··· Supplied records ···

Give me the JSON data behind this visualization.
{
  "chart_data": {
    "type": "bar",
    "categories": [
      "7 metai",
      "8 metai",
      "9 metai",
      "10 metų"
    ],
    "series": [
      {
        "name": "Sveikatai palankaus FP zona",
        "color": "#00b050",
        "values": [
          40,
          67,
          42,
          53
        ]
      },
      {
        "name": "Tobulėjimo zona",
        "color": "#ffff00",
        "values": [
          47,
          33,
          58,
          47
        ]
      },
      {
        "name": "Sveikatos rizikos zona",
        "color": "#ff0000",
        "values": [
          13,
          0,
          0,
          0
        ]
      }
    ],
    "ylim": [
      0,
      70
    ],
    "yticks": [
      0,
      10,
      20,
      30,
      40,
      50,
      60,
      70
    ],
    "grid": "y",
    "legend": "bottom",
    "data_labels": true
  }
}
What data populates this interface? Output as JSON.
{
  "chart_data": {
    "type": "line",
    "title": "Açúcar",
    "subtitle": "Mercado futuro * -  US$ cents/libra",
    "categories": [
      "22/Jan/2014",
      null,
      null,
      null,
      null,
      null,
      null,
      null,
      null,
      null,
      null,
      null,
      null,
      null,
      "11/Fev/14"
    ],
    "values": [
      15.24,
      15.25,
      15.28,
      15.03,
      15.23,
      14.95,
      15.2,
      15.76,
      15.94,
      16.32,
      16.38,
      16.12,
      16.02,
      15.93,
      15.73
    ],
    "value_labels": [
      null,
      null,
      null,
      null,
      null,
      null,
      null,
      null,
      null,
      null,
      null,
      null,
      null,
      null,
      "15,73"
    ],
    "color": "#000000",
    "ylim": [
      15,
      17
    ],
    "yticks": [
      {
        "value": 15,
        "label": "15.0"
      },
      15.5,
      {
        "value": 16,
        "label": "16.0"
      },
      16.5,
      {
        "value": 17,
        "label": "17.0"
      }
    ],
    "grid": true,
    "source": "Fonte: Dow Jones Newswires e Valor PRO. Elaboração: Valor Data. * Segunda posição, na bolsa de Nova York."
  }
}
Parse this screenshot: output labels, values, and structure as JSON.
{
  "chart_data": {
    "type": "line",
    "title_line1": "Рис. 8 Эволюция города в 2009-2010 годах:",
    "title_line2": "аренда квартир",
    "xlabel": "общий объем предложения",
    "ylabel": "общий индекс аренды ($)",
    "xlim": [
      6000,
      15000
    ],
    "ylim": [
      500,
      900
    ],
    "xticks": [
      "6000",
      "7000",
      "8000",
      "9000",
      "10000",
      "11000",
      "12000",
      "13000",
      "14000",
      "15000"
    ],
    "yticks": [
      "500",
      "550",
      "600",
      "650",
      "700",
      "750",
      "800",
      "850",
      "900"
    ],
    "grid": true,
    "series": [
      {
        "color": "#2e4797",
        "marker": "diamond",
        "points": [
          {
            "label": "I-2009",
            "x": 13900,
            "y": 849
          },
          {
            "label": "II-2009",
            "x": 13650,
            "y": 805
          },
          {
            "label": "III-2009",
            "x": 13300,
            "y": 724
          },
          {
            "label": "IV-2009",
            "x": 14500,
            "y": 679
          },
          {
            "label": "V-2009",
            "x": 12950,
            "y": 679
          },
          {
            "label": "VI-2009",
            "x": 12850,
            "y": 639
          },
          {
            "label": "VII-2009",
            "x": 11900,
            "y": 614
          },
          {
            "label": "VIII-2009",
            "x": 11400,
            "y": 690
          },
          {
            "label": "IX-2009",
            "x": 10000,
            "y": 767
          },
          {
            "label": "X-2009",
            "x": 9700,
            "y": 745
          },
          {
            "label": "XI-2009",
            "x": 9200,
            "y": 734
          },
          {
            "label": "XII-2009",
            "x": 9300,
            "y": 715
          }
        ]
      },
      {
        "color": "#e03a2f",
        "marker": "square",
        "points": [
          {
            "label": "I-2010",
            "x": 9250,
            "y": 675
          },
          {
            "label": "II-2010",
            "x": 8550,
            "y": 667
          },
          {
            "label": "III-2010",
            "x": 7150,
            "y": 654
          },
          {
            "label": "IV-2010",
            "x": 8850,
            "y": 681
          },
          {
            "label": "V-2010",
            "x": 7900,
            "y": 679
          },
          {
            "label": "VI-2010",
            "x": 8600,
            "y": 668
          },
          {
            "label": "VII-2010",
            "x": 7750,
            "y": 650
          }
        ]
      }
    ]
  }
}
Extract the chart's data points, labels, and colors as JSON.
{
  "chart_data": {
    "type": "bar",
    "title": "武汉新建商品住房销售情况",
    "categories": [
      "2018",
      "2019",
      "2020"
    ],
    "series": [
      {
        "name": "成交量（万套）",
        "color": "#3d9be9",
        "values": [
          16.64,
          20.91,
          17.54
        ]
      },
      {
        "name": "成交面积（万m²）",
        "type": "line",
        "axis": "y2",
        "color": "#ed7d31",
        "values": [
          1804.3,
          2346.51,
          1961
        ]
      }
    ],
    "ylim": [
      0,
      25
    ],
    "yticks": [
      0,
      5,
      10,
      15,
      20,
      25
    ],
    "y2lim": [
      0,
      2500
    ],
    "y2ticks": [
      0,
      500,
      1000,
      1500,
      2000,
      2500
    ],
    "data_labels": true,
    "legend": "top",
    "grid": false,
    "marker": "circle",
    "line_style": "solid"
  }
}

···

- [Given instruction]
The answer is the number of lines in the preceding material that hold "общий"; write that number and nothing else.

- [Task response]
2